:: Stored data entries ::
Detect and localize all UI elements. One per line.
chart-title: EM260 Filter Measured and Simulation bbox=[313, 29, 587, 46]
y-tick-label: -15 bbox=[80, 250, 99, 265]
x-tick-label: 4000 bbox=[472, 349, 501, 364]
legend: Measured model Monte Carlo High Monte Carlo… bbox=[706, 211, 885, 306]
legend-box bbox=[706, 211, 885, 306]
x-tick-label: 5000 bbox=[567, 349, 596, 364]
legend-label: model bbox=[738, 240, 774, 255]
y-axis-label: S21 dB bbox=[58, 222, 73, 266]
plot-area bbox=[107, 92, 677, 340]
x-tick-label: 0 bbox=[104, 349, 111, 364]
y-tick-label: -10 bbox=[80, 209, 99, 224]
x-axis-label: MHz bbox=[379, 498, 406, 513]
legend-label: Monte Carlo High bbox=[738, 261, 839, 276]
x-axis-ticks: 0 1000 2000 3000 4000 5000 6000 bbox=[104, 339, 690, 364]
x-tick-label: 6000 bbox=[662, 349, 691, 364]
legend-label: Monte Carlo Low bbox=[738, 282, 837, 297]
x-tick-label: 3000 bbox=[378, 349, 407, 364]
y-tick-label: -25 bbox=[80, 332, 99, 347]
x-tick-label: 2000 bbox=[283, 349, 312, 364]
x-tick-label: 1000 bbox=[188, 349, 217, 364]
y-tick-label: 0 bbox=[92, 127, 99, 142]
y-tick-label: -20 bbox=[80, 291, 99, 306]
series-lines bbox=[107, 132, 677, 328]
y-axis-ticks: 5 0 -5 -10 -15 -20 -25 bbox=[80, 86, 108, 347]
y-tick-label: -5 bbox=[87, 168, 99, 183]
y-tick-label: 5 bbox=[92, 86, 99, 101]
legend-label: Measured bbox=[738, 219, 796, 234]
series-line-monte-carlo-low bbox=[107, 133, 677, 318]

:: AIM OF THE EXERCISE ::
Return every one of the records above word for word, line by line.

:: EXERCISE OUTPUT ::
Detect and localize all UI elements. One per line.
chart-title: EM260 Filter Measured and Simulation bbox=[313, 29, 587, 46]
y-tick-label: -15 bbox=[80, 250, 99, 265]
x-tick-label: 4000 bbox=[472, 349, 501, 364]
legend: Measured model Monte Carlo High Monte Carlo… bbox=[706, 211, 885, 306]
legend-box bbox=[706, 211, 885, 306]
x-tick-label: 5000 bbox=[567, 349, 596, 364]
legend-label: model bbox=[738, 240, 774, 255]
y-axis-label: S21 dB bbox=[58, 222, 73, 266]
plot-area bbox=[107, 92, 677, 340]
x-tick-label: 0 bbox=[104, 349, 111, 364]
y-tick-label: -10 bbox=[80, 209, 99, 224]
x-axis-label: MHz bbox=[379, 498, 406, 513]
legend-label: Monte Carlo High bbox=[738, 261, 839, 276]
x-axis-ticks: 0 1000 2000 3000 4000 5000 6000 bbox=[104, 339, 690, 364]
x-tick-label: 6000 bbox=[662, 349, 691, 364]
legend-label: Monte Carlo Low bbox=[738, 282, 837, 297]
x-tick-label: 3000 bbox=[378, 349, 407, 364]
y-tick-label: -25 bbox=[80, 332, 99, 347]
x-tick-label: 2000 bbox=[283, 349, 312, 364]
x-tick-label: 1000 bbox=[188, 349, 217, 364]
y-tick-label: 0 bbox=[92, 127, 99, 142]
y-tick-label: -20 bbox=[80, 291, 99, 306]
series-lines bbox=[107, 132, 677, 328]
y-axis-ticks: 5 0 -5 -10 -15 -20 -25 bbox=[80, 86, 108, 347]
y-tick-label: -5 bbox=[87, 168, 99, 183]
y-tick-label: 5 bbox=[92, 86, 99, 101]
legend-label: Measured bbox=[738, 219, 796, 234]
series-line-monte-carlo-low bbox=[107, 133, 677, 318]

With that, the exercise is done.